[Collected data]
** Start **
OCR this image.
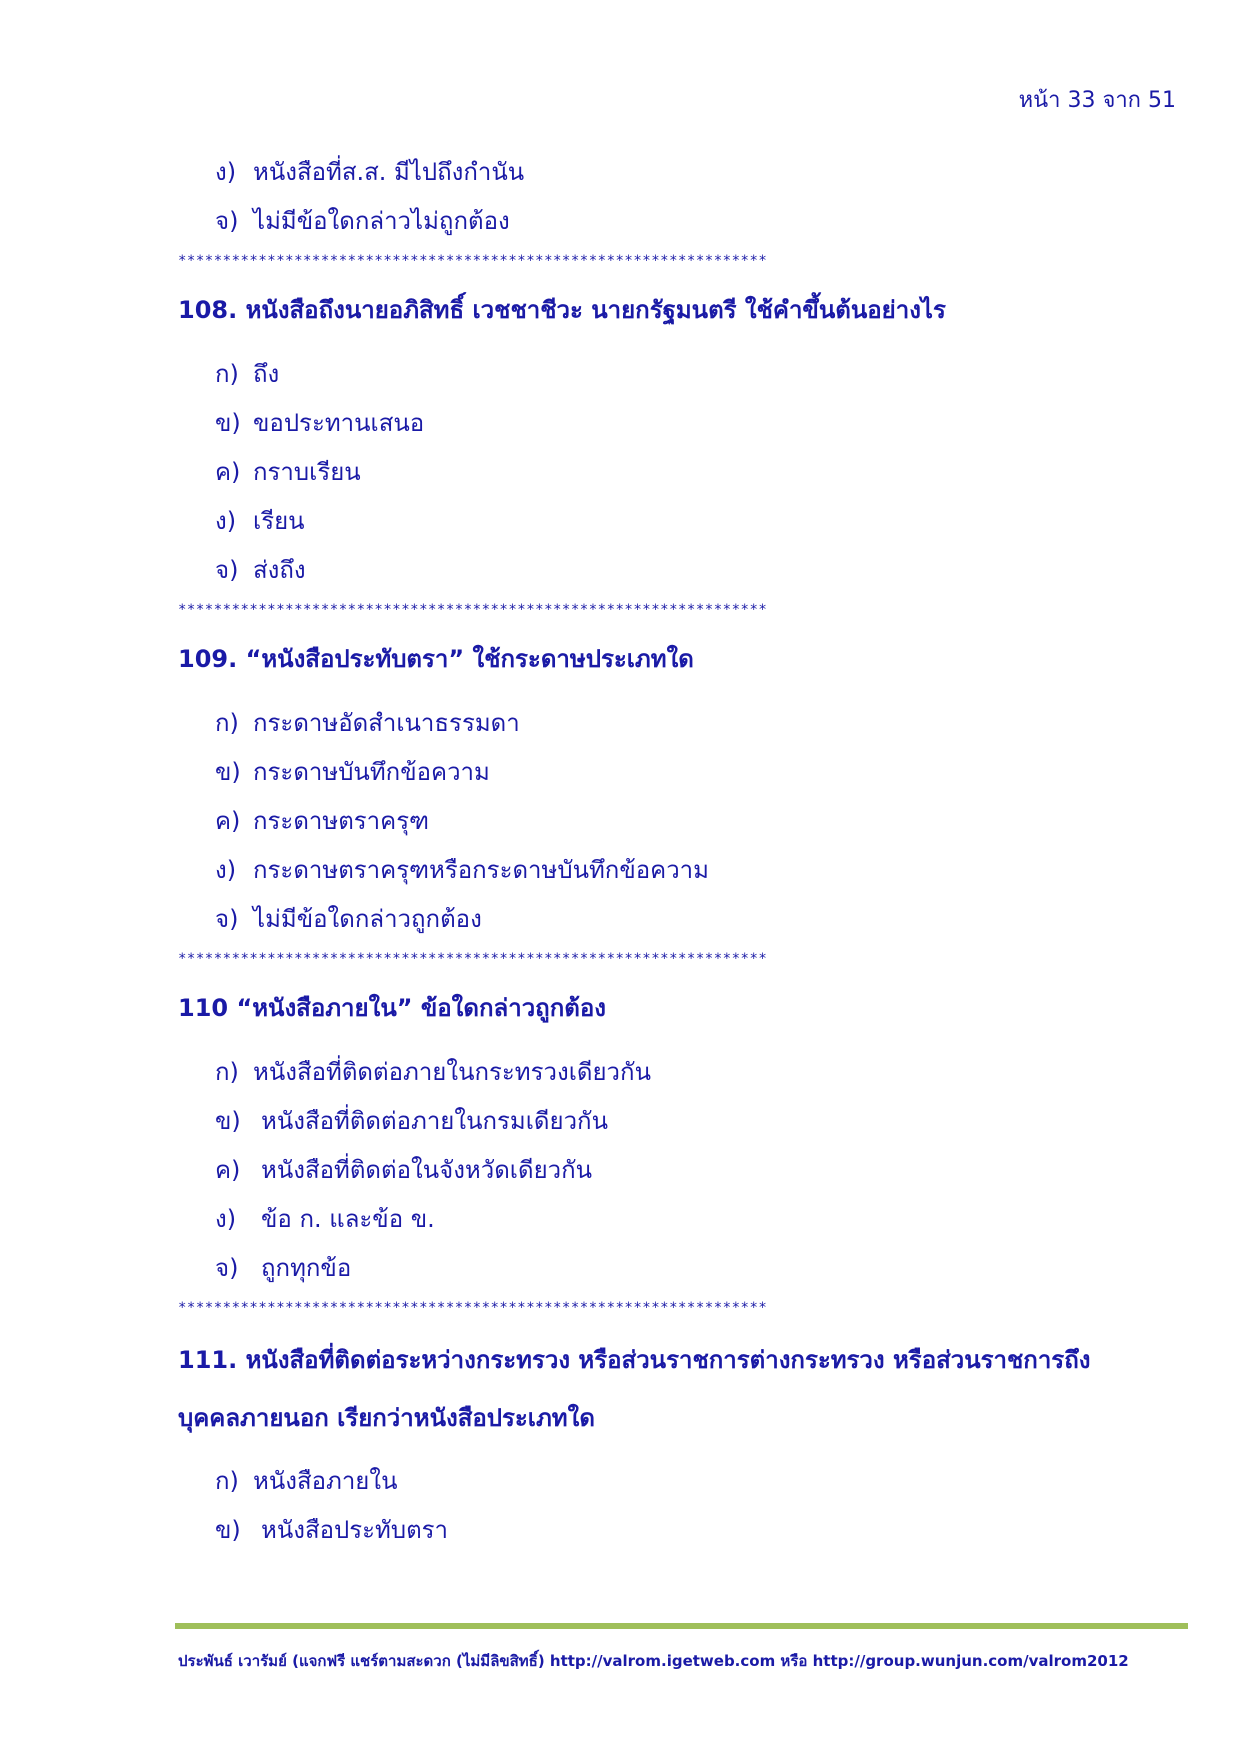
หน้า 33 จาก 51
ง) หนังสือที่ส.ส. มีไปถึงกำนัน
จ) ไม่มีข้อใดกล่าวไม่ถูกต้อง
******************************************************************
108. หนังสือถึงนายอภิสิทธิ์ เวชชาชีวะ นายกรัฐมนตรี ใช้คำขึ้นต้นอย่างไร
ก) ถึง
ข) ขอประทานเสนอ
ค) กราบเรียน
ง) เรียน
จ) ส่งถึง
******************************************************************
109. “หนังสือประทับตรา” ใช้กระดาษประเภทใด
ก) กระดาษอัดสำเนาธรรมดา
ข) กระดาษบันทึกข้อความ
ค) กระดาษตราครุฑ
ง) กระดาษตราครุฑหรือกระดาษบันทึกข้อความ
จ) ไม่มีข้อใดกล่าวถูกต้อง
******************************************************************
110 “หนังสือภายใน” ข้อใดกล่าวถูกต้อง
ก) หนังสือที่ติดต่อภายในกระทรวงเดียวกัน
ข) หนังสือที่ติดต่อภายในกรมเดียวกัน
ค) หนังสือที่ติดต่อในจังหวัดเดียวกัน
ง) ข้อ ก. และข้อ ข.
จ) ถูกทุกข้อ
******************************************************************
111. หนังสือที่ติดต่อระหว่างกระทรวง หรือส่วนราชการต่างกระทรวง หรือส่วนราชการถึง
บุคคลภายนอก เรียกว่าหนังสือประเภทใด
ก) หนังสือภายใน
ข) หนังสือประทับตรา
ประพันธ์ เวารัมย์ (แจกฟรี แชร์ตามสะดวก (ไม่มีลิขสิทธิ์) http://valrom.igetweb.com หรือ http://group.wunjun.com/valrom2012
** End **
• **TASK**
Repeat the entries exactly and keep the pictures out of the copy.

• **TASK RESULT**
OCR this image.
หน้า 33 จาก 51
ง) หนังสือที่ส.ส. มีไปถึงกำนัน
จ) ไม่มีข้อใดกล่าวไม่ถูกต้อง
******************************************************************
108. หนังสือถึงนายอภิสิทธิ์ เวชชาชีวะ นายกรัฐมนตรี ใช้คำขึ้นต้นอย่างไร
ก) ถึง
ข) ขอประทานเสนอ
ค) กราบเรียน
ง) เรียน
จ) ส่งถึง
******************************************************************
109. “หนังสือประทับตรา” ใช้กระดาษประเภทใด
ก) กระดาษอัดสำเนาธรรมดา
ข) กระดาษบันทึกข้อความ
ค) กระดาษตราครุฑ
ง) กระดาษตราครุฑหรือกระดาษบันทึกข้อความ
จ) ไม่มีข้อใดกล่าวถูกต้อง
******************************************************************
110 “หนังสือภายใน” ข้อใดกล่าวถูกต้อง
ก) หนังสือที่ติดต่อภายในกระทรวงเดียวกัน
ข) หนังสือที่ติดต่อภายในกรมเดียวกัน
ค) หนังสือที่ติดต่อในจังหวัดเดียวกัน
ง) ข้อ ก. และข้อ ข.
จ) ถูกทุกข้อ
******************************************************************
111. หนังสือที่ติดต่อระหว่างกระทรวง หรือส่วนราชการต่างกระทรวง หรือส่วนราชการถึง
บุคคลภายนอก เรียกว่าหนังสือประเภทใด
ก) หนังสือภายใน
ข) หนังสือประทับตรา
ประพันธ์ เวารัมย์ (แจกฟรี แชร์ตามสะดวก (ไม่มีลิขสิทธิ์) http://valrom.igetweb.com หรือ http://group.wunjun.com/valrom2012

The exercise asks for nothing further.